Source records
================================

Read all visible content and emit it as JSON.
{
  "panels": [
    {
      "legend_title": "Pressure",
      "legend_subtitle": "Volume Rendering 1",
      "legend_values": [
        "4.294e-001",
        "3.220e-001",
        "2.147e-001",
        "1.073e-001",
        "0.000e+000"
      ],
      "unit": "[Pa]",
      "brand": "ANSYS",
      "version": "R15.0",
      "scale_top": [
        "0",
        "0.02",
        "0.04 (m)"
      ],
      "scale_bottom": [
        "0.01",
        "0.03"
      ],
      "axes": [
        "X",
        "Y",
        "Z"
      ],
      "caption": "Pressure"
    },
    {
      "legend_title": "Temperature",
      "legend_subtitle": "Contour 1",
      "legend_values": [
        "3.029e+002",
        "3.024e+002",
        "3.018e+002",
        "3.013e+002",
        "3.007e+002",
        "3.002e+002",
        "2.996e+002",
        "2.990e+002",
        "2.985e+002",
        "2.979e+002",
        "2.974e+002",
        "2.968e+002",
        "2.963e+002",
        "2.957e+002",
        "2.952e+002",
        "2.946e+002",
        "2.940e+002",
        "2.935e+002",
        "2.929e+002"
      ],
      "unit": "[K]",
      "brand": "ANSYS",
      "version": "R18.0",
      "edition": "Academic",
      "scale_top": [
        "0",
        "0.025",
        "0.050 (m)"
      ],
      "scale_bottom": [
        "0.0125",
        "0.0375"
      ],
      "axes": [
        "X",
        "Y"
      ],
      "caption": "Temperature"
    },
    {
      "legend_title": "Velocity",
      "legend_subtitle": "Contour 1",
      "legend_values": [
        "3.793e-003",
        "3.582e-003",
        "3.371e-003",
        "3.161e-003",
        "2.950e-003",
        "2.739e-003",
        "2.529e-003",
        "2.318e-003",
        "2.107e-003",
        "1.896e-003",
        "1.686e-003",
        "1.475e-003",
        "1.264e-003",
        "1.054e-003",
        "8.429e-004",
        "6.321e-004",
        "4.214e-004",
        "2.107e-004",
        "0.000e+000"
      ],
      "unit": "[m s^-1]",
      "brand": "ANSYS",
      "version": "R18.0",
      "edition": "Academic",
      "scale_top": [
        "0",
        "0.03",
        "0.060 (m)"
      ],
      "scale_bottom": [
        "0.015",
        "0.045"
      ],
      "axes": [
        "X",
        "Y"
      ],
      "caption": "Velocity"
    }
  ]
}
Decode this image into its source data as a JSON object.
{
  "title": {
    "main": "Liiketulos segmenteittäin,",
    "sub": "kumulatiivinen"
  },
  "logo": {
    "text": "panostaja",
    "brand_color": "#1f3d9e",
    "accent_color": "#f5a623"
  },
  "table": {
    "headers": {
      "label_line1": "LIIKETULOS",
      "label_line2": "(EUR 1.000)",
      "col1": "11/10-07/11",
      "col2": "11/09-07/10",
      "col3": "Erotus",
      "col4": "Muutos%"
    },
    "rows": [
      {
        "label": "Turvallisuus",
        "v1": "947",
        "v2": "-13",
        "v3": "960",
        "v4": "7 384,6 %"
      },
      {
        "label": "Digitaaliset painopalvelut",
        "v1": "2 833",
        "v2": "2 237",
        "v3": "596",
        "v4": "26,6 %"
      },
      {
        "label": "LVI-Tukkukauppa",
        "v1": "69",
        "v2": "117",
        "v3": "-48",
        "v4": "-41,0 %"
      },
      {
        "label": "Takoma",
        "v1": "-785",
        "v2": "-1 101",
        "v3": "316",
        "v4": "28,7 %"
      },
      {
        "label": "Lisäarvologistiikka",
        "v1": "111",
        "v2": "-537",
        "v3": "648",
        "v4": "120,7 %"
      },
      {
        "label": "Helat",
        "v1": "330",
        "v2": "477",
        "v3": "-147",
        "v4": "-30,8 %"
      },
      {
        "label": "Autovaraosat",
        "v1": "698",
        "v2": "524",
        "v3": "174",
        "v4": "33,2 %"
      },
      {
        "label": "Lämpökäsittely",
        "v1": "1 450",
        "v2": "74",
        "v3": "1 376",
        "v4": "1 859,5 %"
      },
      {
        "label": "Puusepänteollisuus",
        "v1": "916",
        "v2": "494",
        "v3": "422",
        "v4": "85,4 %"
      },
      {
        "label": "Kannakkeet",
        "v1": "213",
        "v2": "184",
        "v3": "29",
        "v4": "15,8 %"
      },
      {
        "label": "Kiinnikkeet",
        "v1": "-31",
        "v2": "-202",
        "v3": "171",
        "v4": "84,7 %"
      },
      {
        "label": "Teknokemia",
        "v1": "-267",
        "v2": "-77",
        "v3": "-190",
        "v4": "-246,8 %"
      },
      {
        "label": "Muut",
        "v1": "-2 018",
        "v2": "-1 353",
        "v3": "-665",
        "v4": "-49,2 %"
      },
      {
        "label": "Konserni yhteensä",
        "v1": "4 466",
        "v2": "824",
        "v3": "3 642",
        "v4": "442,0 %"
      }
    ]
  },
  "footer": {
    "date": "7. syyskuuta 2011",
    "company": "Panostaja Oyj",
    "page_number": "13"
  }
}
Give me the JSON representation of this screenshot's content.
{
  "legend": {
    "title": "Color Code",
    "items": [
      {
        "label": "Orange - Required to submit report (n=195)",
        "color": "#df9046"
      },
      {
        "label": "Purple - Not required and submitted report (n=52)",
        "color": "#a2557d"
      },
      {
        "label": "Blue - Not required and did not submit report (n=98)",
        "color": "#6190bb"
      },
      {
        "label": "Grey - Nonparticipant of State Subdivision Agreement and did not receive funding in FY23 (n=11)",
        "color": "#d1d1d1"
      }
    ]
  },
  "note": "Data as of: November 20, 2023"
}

================================

* [Aim] Transcribe all lines as written.

* [Answer below]
Read all visible content and emit it as JSON.
{
  "panels": [
    {
      "legend_title": "Pressure",
      "legend_subtitle": "Volume Rendering 1",
      "legend_values": [
        "4.294e-001",
        "3.220e-001",
        "2.147e-001",
        "1.073e-001",
        "0.000e+000"
      ],
      "unit": "[Pa]",
      "brand": "ANSYS",
      "version": "R15.0",
      "scale_top": [
        "0",
        "0.02",
        "0.04 (m)"
      ],
      "scale_bottom": [
        "0.01",
        "0.03"
      ],
      "axes": [
        "X",
        "Y",
        "Z"
      ],
      "caption": "Pressure"
    },
    {
      "legend_title": "Temperature",
      "legend_subtitle": "Contour 1",
      "legend_values": [
        "3.029e+002",
        "3.024e+002",
        "3.018e+002",
        "3.013e+002",
        "3.007e+002",
        "3.002e+002",
        "2.996e+002",
        "2.990e+002",
        "2.985e+002",
        "2.979e+002",
        "2.974e+002",
        "2.968e+002",
        "2.963e+002",
        "2.957e+002",
        "2.952e+002",
        "2.946e+002",
        "2.940e+002",
        "2.935e+002",
        "2.929e+002"
      ],
      "unit": "[K]",
      "brand": "ANSYS",
      "version": "R18.0",
      "edition": "Academic",
      "scale_top": [
        "0",
        "0.025",
        "0.050 (m)"
      ],
      "scale_bottom": [
        "0.0125",
        "0.0375"
      ],
      "axes": [
        "X",
        "Y"
      ],
      "caption": "Temperature"
    },
    {
      "legend_title": "Velocity",
      "legend_subtitle": "Contour 1",
      "legend_values": [
        "3.793e-003",
        "3.582e-003",
        "3.371e-003",
        "3.161e-003",
        "2.950e-003",
        "2.739e-003",
        "2.529e-003",
        "2.318e-003",
        "2.107e-003",
        "1.896e-003",
        "1.686e-003",
        "1.475e-003",
        "1.264e-003",
        "1.054e-003",
        "8.429e-004",
        "6.321e-004",
        "4.214e-004",
        "2.107e-004",
        "0.000e+000"
      ],
      "unit": "[m s^-1]",
      "brand": "ANSYS",
      "version": "R18.0",
      "edition": "Academic",
      "scale_top": [
        "0",
        "0.03",
        "0.060 (m)"
      ],
      "scale_bottom": [
        "0.015",
        "0.045"
      ],
      "axes": [
        "X",
        "Y"
      ],
      "caption": "Velocity"
    }
  ]
}
Decode this image into its source data as a JSON object.
{
  "title": {
    "main": "Liiketulos segmenteittäin,",
    "sub": "kumulatiivinen"
  },
  "logo": {
    "text": "panostaja",
    "brand_color": "#1f3d9e",
    "accent_color": "#f5a623"
  },
  "table": {
    "headers": {
      "label_line1": "LIIKETULOS",
      "label_line2": "(EUR 1.000)",
      "col1": "11/10-07/11",
      "col2": "11/09-07/10",
      "col3": "Erotus",
      "col4": "Muutos%"
    },
    "rows": [
      {
        "label": "Turvallisuus",
        "v1": "947",
        "v2": "-13",
        "v3": "960",
        "v4": "7 384,6 %"
      },
      {
        "label": "Digitaaliset painopalvelut",
        "v1": "2 833",
        "v2": "2 237",
        "v3": "596",
        "v4": "26,6 %"
      },
      {
        "label": "LVI-Tukkukauppa",
        "v1": "69",
        "v2": "117",
        "v3": "-48",
        "v4": "-41,0 %"
      },
      {
        "label": "Takoma",
        "v1": "-785",
        "v2": "-1 101",
        "v3": "316",
        "v4": "28,7 %"
      },
      {
        "label": "Lisäarvologistiikka",
        "v1": "111",
        "v2": "-537",
        "v3": "648",
        "v4": "120,7 %"
      },
      {
        "label": "Helat",
        "v1": "330",
        "v2": "477",
        "v3": "-147",
        "v4": "-30,8 %"
      },
      {
        "label": "Autovaraosat",
        "v1": "698",
        "v2": "524",
        "v3": "174",
        "v4": "33,2 %"
      },
      {
        "label": "Lämpökäsittely",
        "v1": "1 450",
        "v2": "74",
        "v3": "1 376",
        "v4": "1 859,5 %"
      },
      {
        "label": "Puusepänteollisuus",
        "v1": "916",
        "v2": "494",
        "v3": "422",
        "v4": "85,4 %"
      },
      {
        "label": "Kannakkeet",
        "v1": "213",
        "v2": "184",
        "v3": "29",
        "v4": "15,8 %"
      },
      {
        "label": "Kiinnikkeet",
        "v1": "-31",
        "v2": "-202",
        "v3": "171",
        "v4": "84,7 %"
      },
      {
        "label": "Teknokemia",
        "v1": "-267",
        "v2": "-77",
        "v3": "-190",
        "v4": "-246,8 %"
      },
      {
        "label": "Muut",
        "v1": "-2 018",
        "v2": "-1 353",
        "v3": "-665",
        "v4": "-49,2 %"
      },
      {
        "label": "Konserni yhteensä",
        "v1": "4 466",
        "v2": "824",
        "v3": "3 642",
        "v4": "442,0 %"
      }
    ]
  },
  "footer": {
    "date": "7. syyskuuta 2011",
    "company": "Panostaja Oyj",
    "page_number": "13"
  }
}
Give me the JSON representation of this screenshot's content.
{
  "legend": {
    "title": "Color Code",
    "items": [
      {
        "label": "Orange - Required to submit report (n=195)",
        "color": "#df9046"
      },
      {
        "label": "Purple - Not required and submitted report (n=52)",
        "color": "#a2557d"
      },
      {
        "label": "Blue - Not required and did not submit report (n=98)",
        "color": "#6190bb"
      },
      {
        "label": "Grey - Nonparticipant of State Subdivision Agreement and did not receive funding in FY23 (n=11)",
        "color": "#d1d1d1"
      }
    ]
  },
  "note": "Data as of: November 20, 2023"
}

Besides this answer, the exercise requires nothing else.